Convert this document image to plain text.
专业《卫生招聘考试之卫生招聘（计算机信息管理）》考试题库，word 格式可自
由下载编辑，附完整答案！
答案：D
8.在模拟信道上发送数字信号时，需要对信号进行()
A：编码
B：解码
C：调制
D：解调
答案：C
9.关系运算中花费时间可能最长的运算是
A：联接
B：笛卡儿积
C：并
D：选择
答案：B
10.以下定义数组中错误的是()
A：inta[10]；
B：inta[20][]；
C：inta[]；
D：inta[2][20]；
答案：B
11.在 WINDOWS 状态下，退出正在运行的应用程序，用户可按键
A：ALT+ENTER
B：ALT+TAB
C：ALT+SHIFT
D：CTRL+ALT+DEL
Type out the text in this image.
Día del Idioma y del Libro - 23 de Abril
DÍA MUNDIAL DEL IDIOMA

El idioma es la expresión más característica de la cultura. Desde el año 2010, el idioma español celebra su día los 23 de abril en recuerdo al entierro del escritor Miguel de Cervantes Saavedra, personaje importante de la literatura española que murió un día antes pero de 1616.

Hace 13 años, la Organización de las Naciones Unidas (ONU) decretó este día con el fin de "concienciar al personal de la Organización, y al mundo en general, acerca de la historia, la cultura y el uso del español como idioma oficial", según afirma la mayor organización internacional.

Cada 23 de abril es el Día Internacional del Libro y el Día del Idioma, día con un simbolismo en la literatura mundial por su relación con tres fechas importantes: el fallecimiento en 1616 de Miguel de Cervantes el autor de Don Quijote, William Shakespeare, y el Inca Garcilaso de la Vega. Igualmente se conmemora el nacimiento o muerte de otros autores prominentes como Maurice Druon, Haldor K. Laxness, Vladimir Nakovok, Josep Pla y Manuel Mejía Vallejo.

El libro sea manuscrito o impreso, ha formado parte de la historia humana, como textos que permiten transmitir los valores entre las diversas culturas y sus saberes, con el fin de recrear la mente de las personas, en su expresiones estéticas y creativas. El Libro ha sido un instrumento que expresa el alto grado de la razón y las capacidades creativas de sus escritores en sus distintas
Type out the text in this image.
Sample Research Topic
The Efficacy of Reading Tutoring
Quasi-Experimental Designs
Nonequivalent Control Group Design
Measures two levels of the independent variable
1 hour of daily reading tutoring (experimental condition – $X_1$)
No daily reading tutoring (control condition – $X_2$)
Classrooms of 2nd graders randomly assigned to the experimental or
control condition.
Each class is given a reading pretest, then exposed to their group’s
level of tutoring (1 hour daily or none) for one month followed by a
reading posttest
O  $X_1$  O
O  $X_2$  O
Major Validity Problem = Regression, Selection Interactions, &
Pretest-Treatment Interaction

......

● REQUIRED WORK:
Extract each line from the listing above, please, and repeat it exactly.

● RESULT:
Convert this document image to plain text.
专业《卫生招聘考试之卫生招聘（计算机信息管理）》考试题库，word 格式可自
由下载编辑，附完整答案！
答案：D
8.在模拟信道上发送数字信号时，需要对信号进行()
A：编码
B：解码
C：调制
D：解调
答案：C
9.关系运算中花费时间可能最长的运算是
A：联接
B：笛卡儿积
C：并
D：选择
答案：B
10.以下定义数组中错误的是()
A：inta[10]；
B：inta[20][]；
C：inta[]；
D：inta[2][20]；
答案：B
11.在 WINDOWS 状态下，退出正在运行的应用程序，用户可按键
A：ALT+ENTER
B：ALT+TAB
C：ALT+SHIFT
D：CTRL+ALT+DEL
Type out the text in this image.
Día del Idioma y del Libro - 23 de Abril
DÍA MUNDIAL DEL IDIOMA

El idioma es la expresión más característica de la cultura. Desde el año 2010, el idioma español celebra su día los 23 de abril en recuerdo al entierro del escritor Miguel de Cervantes Saavedra, personaje importante de la literatura española que murió un día antes pero de 1616.

Hace 13 años, la Organización de las Naciones Unidas (ONU) decretó este día con el fin de "concienciar al personal de la Organización, y al mundo en general, acerca de la historia, la cultura y el uso del español como idioma oficial", según afirma la mayor organización internacional.

Cada 23 de abril es el Día Internacional del Libro y el Día del Idioma, día con un simbolismo en la literatura mundial por su relación con tres fechas importantes: el fallecimiento en 1616 de Miguel de Cervantes el autor de Don Quijote, William Shakespeare, y el Inca Garcilaso de la Vega. Igualmente se conmemora el nacimiento o muerte de otros autores prominentes como Maurice Druon, Haldor K. Laxness, Vladimir Nakovok, Josep Pla y Manuel Mejía Vallejo.

El libro sea manuscrito o impreso, ha formado parte de la historia humana, como textos que permiten transmitir los valores entre las diversas culturas y sus saberes, con el fin de recrear la mente de las personas, en su expresiones estéticas y creativas. El Libro ha sido un instrumento que expresa el alto grado de la razón y las capacidades creativas de sus escritores en sus distintas
Type out the text in this image.
Sample Research Topic
The Efficacy of Reading Tutoring
Quasi-Experimental Designs
Nonequivalent Control Group Design
Measures two levels of the independent variable
1 hour of daily reading tutoring (experimental condition – $X_1$)
No daily reading tutoring (control condition – $X_2$)
Classrooms of 2nd graders randomly assigned to the experimental or
control condition.
Each class is given a reading pretest, then exposed to their group’s
level of tutoring (1 hour daily or none) for one month followed by a
reading posttest
O  $X_1$  O
O  $X_2$  O
Major Validity Problem = Regression, Selection Interactions, &
Pretest-Treatment Interaction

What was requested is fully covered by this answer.